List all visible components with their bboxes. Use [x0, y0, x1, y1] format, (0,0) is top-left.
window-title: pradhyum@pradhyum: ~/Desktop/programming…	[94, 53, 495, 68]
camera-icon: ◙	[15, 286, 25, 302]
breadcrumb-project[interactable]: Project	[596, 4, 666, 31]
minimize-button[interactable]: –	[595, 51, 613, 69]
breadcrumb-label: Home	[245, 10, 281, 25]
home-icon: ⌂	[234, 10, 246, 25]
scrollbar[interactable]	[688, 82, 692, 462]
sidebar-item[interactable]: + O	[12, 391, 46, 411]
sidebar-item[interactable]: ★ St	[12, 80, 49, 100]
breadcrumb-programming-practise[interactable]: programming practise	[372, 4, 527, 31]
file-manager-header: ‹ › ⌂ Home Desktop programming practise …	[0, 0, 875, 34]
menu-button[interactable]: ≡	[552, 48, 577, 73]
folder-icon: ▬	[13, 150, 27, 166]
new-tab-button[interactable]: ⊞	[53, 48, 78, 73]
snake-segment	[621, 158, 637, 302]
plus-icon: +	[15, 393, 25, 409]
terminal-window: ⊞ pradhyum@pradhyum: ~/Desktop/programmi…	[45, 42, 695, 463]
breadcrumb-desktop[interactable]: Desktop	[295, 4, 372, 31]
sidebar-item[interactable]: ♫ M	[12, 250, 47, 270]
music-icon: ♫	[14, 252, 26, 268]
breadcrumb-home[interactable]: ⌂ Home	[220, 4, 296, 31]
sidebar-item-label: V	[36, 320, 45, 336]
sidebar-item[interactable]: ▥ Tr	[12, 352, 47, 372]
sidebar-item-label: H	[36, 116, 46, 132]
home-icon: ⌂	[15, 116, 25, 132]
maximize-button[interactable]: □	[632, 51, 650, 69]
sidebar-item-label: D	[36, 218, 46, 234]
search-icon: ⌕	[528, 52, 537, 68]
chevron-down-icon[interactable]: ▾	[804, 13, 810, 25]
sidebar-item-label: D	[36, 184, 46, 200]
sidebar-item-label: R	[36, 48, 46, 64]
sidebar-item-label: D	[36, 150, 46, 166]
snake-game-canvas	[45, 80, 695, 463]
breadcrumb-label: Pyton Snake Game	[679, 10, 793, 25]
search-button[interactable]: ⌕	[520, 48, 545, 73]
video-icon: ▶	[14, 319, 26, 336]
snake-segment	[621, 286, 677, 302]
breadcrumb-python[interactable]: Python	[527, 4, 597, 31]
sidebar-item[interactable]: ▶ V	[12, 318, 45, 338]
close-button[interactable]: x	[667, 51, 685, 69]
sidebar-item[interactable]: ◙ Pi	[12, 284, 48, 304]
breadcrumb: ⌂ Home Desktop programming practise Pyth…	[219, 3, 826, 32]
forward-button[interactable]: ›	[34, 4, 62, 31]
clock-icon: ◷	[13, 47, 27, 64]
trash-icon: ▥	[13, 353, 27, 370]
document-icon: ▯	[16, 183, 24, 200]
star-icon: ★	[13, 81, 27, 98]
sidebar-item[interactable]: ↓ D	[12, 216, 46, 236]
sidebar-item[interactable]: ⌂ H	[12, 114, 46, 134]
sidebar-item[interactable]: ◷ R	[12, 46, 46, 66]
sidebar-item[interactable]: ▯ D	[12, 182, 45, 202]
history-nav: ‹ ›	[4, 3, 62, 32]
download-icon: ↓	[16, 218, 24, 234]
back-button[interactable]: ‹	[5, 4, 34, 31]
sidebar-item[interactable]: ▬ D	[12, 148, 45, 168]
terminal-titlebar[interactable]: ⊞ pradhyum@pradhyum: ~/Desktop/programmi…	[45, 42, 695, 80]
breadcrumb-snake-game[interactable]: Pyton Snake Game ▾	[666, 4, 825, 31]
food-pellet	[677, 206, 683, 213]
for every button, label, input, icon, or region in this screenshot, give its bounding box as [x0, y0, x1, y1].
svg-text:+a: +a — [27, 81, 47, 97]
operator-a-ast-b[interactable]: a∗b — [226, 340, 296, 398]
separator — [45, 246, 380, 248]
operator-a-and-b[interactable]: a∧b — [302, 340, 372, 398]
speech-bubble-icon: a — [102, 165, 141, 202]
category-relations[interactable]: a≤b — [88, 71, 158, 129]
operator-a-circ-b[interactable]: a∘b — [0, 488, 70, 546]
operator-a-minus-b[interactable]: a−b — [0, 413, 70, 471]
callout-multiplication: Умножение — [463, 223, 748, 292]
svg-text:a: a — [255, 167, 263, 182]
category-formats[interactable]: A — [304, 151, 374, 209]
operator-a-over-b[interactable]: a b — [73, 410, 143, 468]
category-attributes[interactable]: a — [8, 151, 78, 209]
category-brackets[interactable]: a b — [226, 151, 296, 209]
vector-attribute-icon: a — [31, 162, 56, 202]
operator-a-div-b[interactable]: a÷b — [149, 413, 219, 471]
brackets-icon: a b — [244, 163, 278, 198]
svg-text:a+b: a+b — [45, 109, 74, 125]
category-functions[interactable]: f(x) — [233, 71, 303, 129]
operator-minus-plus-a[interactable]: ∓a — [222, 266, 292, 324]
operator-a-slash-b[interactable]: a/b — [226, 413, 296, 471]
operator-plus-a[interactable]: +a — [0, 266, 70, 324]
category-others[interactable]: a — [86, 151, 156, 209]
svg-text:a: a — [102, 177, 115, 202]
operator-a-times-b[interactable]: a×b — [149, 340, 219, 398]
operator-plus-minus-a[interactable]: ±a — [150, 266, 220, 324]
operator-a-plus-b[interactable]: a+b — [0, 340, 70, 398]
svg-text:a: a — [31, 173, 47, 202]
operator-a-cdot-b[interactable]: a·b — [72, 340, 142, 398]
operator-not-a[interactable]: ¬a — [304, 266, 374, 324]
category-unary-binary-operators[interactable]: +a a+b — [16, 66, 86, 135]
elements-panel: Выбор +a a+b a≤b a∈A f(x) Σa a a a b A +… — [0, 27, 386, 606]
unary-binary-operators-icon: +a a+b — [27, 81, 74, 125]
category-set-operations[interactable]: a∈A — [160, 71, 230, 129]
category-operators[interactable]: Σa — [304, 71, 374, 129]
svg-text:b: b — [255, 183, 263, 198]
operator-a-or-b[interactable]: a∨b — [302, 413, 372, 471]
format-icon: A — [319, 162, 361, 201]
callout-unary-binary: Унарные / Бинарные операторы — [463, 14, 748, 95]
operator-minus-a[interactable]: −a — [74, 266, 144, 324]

==

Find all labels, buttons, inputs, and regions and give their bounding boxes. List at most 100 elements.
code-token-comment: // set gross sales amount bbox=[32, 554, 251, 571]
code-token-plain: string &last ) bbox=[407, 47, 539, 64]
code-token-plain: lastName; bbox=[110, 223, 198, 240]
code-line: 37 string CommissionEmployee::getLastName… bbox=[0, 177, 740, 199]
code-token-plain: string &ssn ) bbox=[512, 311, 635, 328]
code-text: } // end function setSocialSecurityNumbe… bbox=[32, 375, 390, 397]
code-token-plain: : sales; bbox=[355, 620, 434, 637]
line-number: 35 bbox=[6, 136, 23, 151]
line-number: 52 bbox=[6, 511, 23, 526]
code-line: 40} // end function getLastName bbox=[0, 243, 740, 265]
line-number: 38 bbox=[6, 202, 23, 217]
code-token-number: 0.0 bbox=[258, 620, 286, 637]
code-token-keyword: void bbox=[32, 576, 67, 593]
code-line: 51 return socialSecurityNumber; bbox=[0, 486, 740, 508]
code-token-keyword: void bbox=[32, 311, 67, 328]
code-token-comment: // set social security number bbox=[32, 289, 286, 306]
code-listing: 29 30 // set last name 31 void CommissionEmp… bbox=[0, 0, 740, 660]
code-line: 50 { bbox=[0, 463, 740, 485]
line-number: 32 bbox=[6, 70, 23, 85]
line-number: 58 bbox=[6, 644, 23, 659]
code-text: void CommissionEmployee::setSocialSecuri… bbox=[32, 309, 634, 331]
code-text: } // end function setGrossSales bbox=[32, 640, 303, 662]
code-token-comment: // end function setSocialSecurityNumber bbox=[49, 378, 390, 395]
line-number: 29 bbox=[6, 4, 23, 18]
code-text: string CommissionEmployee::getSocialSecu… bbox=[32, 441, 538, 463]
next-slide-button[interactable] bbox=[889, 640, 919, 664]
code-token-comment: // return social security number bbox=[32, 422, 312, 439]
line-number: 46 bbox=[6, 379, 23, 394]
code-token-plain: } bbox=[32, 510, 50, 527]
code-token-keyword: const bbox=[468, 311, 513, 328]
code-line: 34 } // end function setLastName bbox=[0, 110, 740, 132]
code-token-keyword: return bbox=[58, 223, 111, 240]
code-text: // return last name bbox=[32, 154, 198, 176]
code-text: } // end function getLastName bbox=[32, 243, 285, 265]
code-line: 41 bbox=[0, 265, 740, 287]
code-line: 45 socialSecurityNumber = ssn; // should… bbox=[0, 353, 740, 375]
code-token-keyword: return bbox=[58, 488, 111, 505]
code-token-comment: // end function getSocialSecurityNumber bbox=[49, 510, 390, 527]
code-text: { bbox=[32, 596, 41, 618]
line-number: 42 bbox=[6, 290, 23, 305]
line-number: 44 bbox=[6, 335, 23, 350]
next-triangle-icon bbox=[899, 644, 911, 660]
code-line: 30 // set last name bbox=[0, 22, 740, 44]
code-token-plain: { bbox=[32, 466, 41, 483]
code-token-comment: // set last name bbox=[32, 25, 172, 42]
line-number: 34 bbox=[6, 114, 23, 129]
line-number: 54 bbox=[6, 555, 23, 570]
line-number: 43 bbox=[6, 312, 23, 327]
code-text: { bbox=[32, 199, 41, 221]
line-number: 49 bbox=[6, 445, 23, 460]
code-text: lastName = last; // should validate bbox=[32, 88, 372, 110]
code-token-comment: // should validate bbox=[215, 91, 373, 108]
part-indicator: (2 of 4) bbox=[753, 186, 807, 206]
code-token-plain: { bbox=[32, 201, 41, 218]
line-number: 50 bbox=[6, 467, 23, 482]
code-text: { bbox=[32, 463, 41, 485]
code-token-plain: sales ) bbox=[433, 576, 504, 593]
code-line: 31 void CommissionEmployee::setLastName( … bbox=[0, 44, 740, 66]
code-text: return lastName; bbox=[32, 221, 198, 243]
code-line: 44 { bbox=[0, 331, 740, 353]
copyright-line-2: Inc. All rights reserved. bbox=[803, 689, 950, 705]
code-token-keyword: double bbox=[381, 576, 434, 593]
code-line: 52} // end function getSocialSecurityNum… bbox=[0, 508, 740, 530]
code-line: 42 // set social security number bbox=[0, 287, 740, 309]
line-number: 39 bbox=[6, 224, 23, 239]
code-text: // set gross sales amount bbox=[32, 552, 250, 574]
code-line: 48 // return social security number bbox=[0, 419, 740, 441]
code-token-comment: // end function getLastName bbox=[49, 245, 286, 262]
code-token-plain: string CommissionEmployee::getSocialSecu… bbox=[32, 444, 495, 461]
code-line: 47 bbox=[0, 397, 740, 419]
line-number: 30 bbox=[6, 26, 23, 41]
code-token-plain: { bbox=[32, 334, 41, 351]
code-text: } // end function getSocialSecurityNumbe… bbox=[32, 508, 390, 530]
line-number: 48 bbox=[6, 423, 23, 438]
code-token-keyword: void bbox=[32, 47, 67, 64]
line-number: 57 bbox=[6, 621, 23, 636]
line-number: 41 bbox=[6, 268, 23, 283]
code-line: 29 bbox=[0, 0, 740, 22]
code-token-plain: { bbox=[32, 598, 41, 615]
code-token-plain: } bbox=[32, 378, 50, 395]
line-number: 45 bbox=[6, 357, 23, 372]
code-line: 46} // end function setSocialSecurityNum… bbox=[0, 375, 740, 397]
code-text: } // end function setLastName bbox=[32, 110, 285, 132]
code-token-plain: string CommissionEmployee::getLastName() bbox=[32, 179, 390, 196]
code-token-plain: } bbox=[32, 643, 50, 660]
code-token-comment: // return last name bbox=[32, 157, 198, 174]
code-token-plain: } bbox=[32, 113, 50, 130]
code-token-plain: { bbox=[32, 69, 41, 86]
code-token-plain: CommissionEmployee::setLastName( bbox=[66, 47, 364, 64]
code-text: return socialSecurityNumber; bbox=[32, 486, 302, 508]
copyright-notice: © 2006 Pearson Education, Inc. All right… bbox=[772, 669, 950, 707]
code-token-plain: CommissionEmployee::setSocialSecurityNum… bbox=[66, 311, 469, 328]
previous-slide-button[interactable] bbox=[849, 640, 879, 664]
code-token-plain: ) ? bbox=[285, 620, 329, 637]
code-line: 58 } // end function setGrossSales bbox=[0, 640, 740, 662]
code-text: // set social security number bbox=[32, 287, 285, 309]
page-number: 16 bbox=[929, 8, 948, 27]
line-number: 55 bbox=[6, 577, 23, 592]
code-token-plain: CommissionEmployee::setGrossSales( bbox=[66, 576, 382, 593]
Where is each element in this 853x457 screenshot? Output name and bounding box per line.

§ Task requirements
Reproduce, character for character, the lines above, starting at the line that contains "Find all labels, buttons, inputs, and" and ending at the line that contains "code-token-plain: lastName; bbox=[110, 223, 198, 240]", both included.

§ Output for this exercise
Find all labels, buttons, inputs, and regions and give their bounding boxes. List at most 100 elements.
code-token-comment: // set gross sales amount bbox=[32, 554, 251, 571]
code-token-plain: string &last ) bbox=[407, 47, 539, 64]
code-token-plain: lastName; bbox=[110, 223, 198, 240]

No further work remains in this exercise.